Mais uma vez o ponto mais crítico é a estimativa do crescimento de lucro na próxima década. Após a expansão que beirou 30% aa nos últimos 3 anos nossa premissa de 7% pode parece conservadorismo exagerado. Mas observe duas coisas. Primeiro, a maior parte da expansão se deve à conversão de dólares em reais a um câmbio cada vez mais favorável. Segundo, se nossa previsão para 2002 estiver correta, o impressionante crescimento recente do lucro, passando de 48% em 2000 para 22% em 2002, embute forte desaceleração.

Mesmo assim, observamos que a situação é marginal. Se adotarmos uma taxa de expansão de lucro de 8% aa obteremos um valor intrínseco de R$748MM. A associada Margem de Segurança de 39% começa a tornar interessante um investimento na empresa.

------------------------------------------------

* _ENUNCIADO A_
Quais são todos os percentuais que aparecem no trecho sobre a estimativa de lucro?
* _ENUNCIADO B_
Escreva a continuação do trecho sobre a estimativa de lucro a partir da última frase apresentada.

------------------------------------------------

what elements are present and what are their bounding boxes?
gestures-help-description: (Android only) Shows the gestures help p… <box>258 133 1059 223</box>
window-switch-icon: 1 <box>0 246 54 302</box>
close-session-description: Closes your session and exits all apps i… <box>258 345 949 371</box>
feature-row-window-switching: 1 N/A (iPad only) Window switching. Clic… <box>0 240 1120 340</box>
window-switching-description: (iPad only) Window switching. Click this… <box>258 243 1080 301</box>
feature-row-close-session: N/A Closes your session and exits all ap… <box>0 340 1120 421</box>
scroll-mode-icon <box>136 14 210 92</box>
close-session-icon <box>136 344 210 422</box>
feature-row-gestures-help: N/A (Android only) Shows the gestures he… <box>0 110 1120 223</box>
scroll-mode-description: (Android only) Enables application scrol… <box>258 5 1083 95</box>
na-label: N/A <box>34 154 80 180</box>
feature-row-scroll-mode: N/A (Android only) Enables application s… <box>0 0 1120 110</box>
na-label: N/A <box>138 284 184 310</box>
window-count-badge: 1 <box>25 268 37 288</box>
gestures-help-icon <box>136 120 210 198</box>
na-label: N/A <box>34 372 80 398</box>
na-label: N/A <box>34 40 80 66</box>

------------------------------------------------

* _RESPOSTA A_
- 30% (expansão anual nos últimos 3 anos)
- 7% (premissa de crescimento)
- 48% (crescimento do lucro em 2000)
- 22% (crescimento do lucro em 2002)
- 8% (taxa alternativa de expansão de lucro)
- 39% (Margem de Segurança)

* _RESPOSTA B_
Outra questão é a reduzida transparência da empresa após sua aquisição pelo grupo Mahle. Além da não divulgação de dados físicas sobre capacidade, produção e vendas, há outras lacunas. Há poucas informações sobre as empresas controladas e coligadas. Dada a grande reestruturação societária promovida pelo Mahle desde 1996, este aspecto é importante. Por exemplo, só foi possível confirmar que todas as fábricas nos Estados Unidos tinham sido vendidas após entrar em contato com a empresa.

Conclusões e Recomendação

A aquisição pela multinacional Mahle e a desvalorização do real têm levado a rentabilidade de Metal Leve até um nível visto pela última vez somente em 1990. Se a inflação não atrapalhar, tudo indica que esta rentabilidade será mantida nos próximos anos.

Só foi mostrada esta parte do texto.